## What the task asks:
Without altering anything, repeat each of the records.

· · · · ·

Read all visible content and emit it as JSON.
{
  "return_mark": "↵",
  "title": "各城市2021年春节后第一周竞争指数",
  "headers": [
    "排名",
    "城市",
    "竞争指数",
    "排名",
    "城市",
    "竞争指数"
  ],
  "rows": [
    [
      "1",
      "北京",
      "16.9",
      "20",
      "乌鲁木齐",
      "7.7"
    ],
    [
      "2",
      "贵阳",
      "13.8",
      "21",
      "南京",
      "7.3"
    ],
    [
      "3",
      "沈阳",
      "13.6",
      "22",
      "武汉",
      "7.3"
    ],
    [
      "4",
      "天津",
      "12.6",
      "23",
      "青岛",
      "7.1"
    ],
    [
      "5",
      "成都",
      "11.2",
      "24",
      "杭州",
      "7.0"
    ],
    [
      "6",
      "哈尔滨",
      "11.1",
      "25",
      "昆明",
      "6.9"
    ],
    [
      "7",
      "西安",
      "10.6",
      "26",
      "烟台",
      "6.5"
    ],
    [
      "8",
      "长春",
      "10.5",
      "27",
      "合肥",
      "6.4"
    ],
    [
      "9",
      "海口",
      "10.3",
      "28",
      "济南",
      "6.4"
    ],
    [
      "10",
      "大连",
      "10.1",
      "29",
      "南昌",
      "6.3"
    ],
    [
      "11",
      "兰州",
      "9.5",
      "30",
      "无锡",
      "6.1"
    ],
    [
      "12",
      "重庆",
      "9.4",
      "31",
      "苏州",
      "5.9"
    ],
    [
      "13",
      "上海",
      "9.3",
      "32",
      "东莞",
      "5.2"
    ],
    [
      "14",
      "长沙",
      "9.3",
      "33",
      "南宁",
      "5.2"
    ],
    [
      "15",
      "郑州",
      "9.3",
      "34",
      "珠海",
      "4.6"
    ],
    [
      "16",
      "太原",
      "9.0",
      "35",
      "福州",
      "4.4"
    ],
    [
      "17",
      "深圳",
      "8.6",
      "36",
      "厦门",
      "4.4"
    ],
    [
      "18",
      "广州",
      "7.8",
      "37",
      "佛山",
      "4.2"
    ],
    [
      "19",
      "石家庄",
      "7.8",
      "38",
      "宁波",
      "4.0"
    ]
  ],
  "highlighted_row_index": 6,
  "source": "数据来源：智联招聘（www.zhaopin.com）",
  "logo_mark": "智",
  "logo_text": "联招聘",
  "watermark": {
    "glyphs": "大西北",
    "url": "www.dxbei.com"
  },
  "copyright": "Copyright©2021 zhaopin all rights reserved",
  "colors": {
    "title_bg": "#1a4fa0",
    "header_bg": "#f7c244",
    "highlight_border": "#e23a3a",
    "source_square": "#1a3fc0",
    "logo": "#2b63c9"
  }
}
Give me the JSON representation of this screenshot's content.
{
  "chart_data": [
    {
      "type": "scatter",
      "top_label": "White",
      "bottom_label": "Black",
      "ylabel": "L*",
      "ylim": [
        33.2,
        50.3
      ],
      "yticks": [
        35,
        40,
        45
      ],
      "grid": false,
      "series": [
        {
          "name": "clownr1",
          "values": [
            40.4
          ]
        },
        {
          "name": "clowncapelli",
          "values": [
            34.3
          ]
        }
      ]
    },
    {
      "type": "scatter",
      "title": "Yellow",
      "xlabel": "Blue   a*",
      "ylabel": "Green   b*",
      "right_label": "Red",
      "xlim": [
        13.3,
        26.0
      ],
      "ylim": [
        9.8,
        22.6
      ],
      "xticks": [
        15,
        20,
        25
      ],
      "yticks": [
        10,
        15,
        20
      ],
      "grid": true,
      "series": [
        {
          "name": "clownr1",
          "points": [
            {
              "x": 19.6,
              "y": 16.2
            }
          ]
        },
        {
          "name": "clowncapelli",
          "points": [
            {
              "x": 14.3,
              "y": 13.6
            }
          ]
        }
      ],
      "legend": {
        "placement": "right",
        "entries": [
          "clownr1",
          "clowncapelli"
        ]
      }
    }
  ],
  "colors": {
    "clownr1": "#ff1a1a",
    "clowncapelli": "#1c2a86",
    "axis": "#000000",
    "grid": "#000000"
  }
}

· · · · ·

## Finished task:
Read all visible content and emit it as JSON.
{
  "return_mark": "↵",
  "title": "各城市2021年春节后第一周竞争指数",
  "headers": [
    "排名",
    "城市",
    "竞争指数",
    "排名",
    "城市",
    "竞争指数"
  ],
  "rows": [
    [
      "1",
      "北京",
      "16.9",
      "20",
      "乌鲁木齐",
      "7.7"
    ],
    [
      "2",
      "贵阳",
      "13.8",
      "21",
      "南京",
      "7.3"
    ],
    [
      "3",
      "沈阳",
      "13.6",
      "22",
      "武汉",
      "7.3"
    ],
    [
      "4",
      "天津",
      "12.6",
      "23",
      "青岛",
      "7.1"
    ],
    [
      "5",
      "成都",
      "11.2",
      "24",
      "杭州",
      "7.0"
    ],
    [
      "6",
      "哈尔滨",
      "11.1",
      "25",
      "昆明",
      "6.9"
    ],
    [
      "7",
      "西安",
      "10.6",
      "26",
      "烟台",
      "6.5"
    ],
    [
      "8",
      "长春",
      "10.5",
      "27",
      "合肥",
      "6.4"
    ],
    [
      "9",
      "海口",
      "10.3",
      "28",
      "济南",
      "6.4"
    ],
    [
      "10",
      "大连",
      "10.1",
      "29",
      "南昌",
      "6.3"
    ],
    [
      "11",
      "兰州",
      "9.5",
      "30",
      "无锡",
      "6.1"
    ],
    [
      "12",
      "重庆",
      "9.4",
      "31",
      "苏州",
      "5.9"
    ],
    [
      "13",
      "上海",
      "9.3",
      "32",
      "东莞",
      "5.2"
    ],
    [
      "14",
      "长沙",
      "9.3",
      "33",
      "南宁",
      "5.2"
    ],
    [
      "15",
      "郑州",
      "9.3",
      "34",
      "珠海",
      "4.6"
    ],
    [
      "16",
      "太原",
      "9.0",
      "35",
      "福州",
      "4.4"
    ],
    [
      "17",
      "深圳",
      "8.6",
      "36",
      "厦门",
      "4.4"
    ],
    [
      "18",
      "广州",
      "7.8",
      "37",
      "佛山",
      "4.2"
    ],
    [
      "19",
      "石家庄",
      "7.8",
      "38",
      "宁波",
      "4.0"
    ]
  ],
  "highlighted_row_index": 6,
  "source": "数据来源：智联招聘（www.zhaopin.com）",
  "logo_mark": "智",
  "logo_text": "联招聘",
  "watermark": {
    "glyphs": "大西北",
    "url": "www.dxbei.com"
  },
  "copyright": "Copyright©2021 zhaopin all rights reserved",
  "colors": {
    "title_bg": "#1a4fa0",
    "header_bg": "#f7c244",
    "highlight_border": "#e23a3a",
    "source_square": "#1a3fc0",
    "logo": "#2b63c9"
  }
}
Give me the JSON representation of this screenshot's content.
{
  "chart_data": [
    {
      "type": "scatter",
      "top_label": "White",
      "bottom_label": "Black",
      "ylabel": "L*",
      "ylim": [
        33.2,
        50.3
      ],
      "yticks": [
        35,
        40,
        45
      ],
      "grid": false,
      "series": [
        {
          "name": "clownr1",
          "values": [
            40.4
          ]
        },
        {
          "name": "clowncapelli",
          "values": [
            34.3
          ]
        }
      ]
    },
    {
      "type": "scatter",
      "title": "Yellow",
      "xlabel": "Blue   a*",
      "ylabel": "Green   b*",
      "right_label": "Red",
      "xlim": [
        13.3,
        26.0
      ],
      "ylim": [
        9.8,
        22.6
      ],
      "xticks": [
        15,
        20,
        25
      ],
      "yticks": [
        10,
        15,
        20
      ],
      "grid": true,
      "series": [
        {
          "name": "clownr1",
          "points": [
            {
              "x": 19.6,
              "y": 16.2
            }
          ]
        },
        {
          "name": "clowncapelli",
          "points": [
            {
              "x": 14.3,
              "y": 13.6
            }
          ]
        }
      ],
      "legend": {
        "placement": "right",
        "entries": [
          "clownr1",
          "clowncapelli"
        ]
      }
    }
  ],
  "colors": {
    "clownr1": "#ff1a1a",
    "clowncapelli": "#1c2a86",
    "axis": "#000000",
    "grid": "#000000"
  }
}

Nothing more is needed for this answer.